_TASK TO COMPLETE_:
Which lines in the records below contain the word "name"? Copy each one out.

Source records

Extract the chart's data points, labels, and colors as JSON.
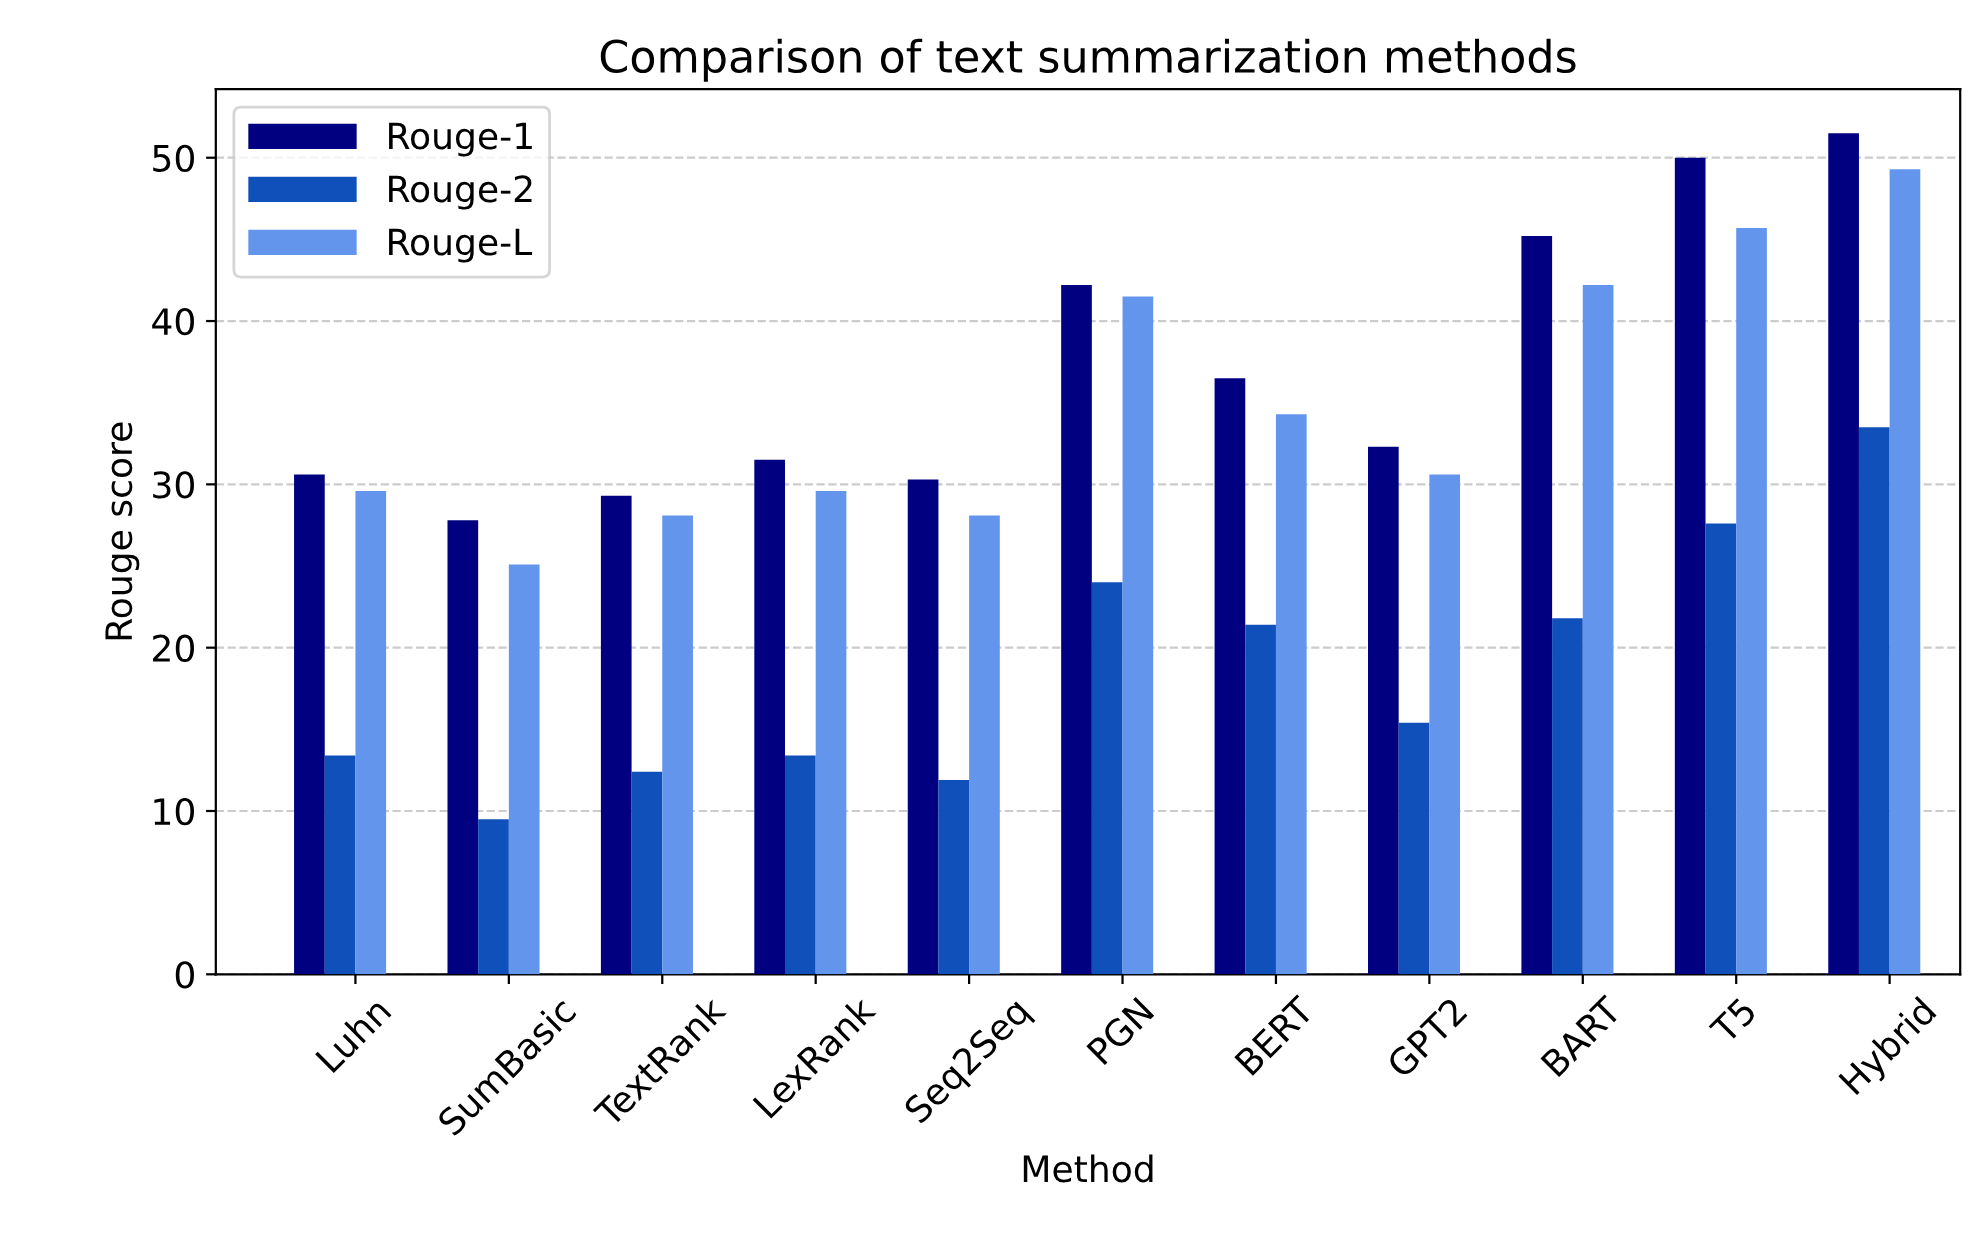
{
  "chart_data": {
    "type": "bar",
    "title": "Comparison of text summarization methods",
    "xlabel": "Method",
    "ylabel": "Rouge score",
    "categories": [
      "Luhn",
      "SumBasic",
      "TextRank",
      "LexRank",
      "Seq2Seq",
      "PGN",
      "BERT",
      "GPT2",
      "BART",
      "T5",
      "Hybrid"
    ],
    "series": [
      {
        "name": "Rouge-1",
        "color": "#000080",
        "values": [
          30.6,
          27.8,
          29.3,
          31.5,
          30.3,
          42.2,
          36.5,
          32.3,
          45.2,
          50.0,
          51.5
        ]
      },
      {
        "name": "Rouge-2",
        "color": "#1050bb",
        "values": [
          13.4,
          9.5,
          12.4,
          13.4,
          11.9,
          24.0,
          21.4,
          15.4,
          21.8,
          27.6,
          33.5
        ]
      },
      {
        "name": "Rouge-L",
        "color": "#6495ed",
        "values": [
          29.6,
          25.1,
          28.1,
          29.6,
          28.1,
          41.5,
          34.3,
          30.6,
          42.2,
          45.7,
          49.3
        ]
      }
    ],
    "ylim": [
      0,
      54.2
    ],
    "yticks": [
      0,
      10,
      20,
      30,
      40,
      50
    ],
    "grid": "y",
    "legend": "top left"
  }
}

_RESULT BELOW_:
        "name": "Rouge-1",
        "name": "Rouge-2",
        "name": "Rouge-L",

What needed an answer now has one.